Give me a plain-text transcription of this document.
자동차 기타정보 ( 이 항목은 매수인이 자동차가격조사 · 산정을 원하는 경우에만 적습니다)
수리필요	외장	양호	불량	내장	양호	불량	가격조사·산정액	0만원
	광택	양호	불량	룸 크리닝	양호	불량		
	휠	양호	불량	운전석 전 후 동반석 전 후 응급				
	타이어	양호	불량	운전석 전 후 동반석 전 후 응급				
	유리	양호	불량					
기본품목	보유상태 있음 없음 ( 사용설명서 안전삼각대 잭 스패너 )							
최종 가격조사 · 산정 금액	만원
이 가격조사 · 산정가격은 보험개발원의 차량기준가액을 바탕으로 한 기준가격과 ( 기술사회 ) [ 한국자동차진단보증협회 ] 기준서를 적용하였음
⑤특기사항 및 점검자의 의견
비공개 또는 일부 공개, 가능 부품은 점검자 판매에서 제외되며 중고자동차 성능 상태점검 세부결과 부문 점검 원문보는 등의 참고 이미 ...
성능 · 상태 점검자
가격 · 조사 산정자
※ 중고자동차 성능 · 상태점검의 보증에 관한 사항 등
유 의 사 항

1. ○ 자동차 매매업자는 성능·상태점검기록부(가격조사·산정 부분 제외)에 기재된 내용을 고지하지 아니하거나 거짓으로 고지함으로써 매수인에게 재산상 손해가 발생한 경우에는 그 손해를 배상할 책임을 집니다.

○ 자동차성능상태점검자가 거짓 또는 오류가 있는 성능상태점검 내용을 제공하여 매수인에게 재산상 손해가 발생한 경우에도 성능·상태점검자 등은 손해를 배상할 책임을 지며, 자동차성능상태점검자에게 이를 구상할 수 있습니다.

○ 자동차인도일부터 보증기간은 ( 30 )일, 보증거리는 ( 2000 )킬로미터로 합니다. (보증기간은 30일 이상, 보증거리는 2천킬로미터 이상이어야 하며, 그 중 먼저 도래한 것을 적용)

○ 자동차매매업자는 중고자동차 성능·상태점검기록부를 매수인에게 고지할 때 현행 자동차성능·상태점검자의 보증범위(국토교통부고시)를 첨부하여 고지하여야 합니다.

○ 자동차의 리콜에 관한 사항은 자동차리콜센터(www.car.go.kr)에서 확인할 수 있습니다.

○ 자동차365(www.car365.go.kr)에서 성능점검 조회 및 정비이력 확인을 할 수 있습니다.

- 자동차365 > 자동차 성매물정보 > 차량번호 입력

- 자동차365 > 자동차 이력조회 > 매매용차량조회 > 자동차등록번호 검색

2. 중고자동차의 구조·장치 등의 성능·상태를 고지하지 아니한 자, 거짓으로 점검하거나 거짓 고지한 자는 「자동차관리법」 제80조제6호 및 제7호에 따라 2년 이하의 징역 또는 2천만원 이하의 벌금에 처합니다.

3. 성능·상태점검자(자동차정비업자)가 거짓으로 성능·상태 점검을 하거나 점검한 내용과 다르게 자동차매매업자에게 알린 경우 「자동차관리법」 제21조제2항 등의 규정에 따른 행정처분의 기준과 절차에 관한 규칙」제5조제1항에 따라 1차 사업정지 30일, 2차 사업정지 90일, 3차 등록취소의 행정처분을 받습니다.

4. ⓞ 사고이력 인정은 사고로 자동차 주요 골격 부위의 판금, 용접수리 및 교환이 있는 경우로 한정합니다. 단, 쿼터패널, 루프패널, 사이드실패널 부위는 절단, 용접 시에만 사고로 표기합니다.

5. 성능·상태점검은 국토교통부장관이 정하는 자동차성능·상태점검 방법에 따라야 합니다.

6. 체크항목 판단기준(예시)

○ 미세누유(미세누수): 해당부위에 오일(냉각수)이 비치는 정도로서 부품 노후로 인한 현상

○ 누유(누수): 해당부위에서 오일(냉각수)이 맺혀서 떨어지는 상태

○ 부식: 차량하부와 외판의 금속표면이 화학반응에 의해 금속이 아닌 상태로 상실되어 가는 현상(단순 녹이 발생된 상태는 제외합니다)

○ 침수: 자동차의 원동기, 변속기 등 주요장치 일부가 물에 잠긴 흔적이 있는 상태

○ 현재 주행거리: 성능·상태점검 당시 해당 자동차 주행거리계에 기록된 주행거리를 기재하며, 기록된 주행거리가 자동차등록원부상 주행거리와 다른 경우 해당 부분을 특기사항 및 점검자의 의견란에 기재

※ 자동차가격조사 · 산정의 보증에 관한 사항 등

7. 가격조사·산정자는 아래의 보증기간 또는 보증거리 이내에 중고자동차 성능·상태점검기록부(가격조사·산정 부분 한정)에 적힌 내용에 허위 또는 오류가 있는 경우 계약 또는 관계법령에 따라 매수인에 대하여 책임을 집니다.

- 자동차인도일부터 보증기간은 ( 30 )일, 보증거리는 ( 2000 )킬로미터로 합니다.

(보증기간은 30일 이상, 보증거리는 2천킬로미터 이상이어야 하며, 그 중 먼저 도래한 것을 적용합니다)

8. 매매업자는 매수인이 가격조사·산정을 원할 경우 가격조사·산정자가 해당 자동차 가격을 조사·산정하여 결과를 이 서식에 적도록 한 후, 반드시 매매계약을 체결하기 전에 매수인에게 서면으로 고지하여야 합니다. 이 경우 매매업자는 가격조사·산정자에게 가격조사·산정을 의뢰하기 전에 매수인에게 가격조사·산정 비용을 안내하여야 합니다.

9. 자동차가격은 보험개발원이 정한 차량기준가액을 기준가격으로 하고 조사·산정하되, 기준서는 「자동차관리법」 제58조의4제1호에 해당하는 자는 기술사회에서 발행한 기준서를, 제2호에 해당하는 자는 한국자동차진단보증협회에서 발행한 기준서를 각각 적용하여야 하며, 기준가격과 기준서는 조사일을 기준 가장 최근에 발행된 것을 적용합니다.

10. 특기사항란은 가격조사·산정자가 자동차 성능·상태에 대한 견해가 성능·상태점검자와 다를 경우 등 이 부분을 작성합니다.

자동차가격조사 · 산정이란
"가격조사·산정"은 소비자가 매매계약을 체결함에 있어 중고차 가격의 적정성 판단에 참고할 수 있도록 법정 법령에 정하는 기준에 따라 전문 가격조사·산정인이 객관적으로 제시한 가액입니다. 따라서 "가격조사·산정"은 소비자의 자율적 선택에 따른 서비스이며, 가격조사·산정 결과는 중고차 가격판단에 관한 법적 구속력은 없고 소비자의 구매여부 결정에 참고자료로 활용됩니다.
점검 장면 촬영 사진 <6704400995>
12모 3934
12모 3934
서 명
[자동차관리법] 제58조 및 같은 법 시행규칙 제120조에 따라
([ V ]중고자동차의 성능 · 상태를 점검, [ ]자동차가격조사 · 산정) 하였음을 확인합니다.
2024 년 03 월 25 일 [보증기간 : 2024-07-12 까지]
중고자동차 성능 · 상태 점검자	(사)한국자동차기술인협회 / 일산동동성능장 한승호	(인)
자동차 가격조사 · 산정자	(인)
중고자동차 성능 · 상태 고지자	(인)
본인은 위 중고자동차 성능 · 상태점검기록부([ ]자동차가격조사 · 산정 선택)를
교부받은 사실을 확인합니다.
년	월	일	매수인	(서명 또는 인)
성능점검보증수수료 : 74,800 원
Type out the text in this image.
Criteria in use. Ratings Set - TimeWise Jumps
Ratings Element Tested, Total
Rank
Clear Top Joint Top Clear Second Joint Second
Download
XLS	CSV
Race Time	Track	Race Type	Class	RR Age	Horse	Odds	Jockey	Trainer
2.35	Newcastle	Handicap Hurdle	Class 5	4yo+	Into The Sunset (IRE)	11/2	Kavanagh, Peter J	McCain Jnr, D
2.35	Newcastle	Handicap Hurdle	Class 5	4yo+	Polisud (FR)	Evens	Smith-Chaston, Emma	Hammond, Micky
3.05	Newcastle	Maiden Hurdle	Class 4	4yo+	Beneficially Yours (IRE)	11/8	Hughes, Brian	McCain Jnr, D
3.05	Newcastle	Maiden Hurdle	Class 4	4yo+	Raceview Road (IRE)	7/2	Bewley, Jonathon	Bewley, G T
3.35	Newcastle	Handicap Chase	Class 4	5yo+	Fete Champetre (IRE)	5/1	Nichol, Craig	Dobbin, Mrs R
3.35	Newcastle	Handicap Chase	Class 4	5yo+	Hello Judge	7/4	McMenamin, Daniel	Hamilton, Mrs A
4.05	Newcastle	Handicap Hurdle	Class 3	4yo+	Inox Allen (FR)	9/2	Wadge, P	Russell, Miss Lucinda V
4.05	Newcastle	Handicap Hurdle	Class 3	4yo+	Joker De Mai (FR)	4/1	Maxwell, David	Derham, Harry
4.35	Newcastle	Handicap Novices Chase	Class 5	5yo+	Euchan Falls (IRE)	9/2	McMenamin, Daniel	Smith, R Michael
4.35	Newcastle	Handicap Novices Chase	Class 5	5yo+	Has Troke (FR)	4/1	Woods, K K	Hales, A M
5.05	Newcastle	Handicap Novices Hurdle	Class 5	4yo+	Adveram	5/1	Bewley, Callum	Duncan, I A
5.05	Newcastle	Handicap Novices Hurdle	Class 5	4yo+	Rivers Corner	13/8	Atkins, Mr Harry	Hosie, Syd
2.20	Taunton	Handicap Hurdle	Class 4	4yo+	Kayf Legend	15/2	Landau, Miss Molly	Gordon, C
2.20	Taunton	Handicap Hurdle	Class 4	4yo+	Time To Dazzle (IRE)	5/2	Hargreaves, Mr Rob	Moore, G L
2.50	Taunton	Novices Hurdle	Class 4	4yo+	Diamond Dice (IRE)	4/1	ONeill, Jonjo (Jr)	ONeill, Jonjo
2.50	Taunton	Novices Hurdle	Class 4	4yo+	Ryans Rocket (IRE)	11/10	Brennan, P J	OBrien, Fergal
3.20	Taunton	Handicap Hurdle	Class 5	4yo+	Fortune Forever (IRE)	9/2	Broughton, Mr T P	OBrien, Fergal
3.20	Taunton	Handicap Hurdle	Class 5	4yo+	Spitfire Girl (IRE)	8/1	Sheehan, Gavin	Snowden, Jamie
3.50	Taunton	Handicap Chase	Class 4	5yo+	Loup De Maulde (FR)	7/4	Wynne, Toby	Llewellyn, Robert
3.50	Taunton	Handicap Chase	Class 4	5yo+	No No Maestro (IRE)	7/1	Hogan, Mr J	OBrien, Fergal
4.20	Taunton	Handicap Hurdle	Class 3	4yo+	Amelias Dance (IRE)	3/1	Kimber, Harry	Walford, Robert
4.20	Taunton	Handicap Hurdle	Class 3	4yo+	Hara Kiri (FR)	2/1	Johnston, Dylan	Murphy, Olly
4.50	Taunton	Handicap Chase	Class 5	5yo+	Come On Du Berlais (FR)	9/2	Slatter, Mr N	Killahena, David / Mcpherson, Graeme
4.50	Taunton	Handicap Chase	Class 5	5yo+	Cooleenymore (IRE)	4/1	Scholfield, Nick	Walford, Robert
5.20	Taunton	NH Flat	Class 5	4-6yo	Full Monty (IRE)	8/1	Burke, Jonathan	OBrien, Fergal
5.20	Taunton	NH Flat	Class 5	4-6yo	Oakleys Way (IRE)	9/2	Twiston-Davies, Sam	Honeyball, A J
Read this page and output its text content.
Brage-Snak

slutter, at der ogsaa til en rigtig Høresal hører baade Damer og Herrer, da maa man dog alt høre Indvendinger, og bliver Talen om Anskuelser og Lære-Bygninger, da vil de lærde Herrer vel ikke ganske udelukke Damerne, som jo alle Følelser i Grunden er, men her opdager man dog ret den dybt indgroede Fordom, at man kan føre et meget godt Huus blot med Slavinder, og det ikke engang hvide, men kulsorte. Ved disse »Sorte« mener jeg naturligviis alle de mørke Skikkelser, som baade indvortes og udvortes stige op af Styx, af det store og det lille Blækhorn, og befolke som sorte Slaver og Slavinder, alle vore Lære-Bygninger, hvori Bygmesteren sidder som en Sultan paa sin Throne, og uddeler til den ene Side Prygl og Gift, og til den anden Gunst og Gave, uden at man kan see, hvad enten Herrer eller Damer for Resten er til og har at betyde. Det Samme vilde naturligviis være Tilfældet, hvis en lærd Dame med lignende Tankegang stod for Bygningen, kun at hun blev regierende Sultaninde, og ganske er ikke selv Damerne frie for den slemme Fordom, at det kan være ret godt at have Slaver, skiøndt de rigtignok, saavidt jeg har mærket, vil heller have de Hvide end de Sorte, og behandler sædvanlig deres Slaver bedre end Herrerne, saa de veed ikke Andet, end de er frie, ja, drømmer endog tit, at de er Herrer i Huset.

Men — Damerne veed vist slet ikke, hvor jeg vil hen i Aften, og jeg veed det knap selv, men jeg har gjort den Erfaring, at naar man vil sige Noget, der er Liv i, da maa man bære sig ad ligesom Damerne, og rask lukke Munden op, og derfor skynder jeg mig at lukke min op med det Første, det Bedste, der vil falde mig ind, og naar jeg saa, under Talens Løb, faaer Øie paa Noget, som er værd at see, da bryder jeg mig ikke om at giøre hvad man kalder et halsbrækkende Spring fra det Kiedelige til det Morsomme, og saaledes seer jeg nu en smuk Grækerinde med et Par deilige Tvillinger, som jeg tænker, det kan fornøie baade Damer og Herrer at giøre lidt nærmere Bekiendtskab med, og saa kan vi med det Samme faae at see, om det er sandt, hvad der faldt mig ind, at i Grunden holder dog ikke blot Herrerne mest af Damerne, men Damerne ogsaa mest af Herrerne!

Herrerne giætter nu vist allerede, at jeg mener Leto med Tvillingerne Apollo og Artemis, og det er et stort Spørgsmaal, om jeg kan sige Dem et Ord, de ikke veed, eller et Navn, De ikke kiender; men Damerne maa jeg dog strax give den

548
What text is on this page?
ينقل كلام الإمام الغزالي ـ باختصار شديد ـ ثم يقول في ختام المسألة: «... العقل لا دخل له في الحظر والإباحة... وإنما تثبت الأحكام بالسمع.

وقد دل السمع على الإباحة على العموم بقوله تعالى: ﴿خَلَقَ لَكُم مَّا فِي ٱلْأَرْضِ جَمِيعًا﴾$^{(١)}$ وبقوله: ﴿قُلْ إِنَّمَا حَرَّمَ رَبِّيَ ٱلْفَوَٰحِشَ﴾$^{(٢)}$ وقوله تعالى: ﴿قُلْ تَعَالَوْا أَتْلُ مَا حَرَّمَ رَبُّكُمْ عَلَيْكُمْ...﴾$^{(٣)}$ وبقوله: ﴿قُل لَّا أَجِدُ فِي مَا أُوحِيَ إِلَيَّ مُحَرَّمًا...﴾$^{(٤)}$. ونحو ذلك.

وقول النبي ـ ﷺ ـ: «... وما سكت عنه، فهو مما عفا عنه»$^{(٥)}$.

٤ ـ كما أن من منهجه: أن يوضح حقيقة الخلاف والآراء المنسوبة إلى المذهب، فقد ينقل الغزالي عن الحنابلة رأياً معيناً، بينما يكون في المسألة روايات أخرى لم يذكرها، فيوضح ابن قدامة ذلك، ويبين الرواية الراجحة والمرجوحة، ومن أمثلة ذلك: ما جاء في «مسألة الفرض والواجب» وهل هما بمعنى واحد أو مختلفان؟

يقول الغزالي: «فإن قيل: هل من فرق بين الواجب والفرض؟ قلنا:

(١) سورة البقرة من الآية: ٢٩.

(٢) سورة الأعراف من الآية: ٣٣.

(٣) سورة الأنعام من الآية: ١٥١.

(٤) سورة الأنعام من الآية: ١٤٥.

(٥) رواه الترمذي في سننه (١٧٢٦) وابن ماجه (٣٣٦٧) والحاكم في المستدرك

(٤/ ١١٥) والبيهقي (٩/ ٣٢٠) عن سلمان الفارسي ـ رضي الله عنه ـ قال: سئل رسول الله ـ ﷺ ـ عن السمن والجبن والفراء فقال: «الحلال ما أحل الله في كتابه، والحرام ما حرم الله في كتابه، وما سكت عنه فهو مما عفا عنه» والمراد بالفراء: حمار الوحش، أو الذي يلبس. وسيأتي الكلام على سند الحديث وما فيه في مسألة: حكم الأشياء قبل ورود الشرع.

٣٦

######

» **What is expected**
Show each line in the entries that holds the string "Type".

» **The output**
Type out the text in this image.
Race Time	Track	Race Type	Class	RR Age	Horse	Odds	Jockey	Trainer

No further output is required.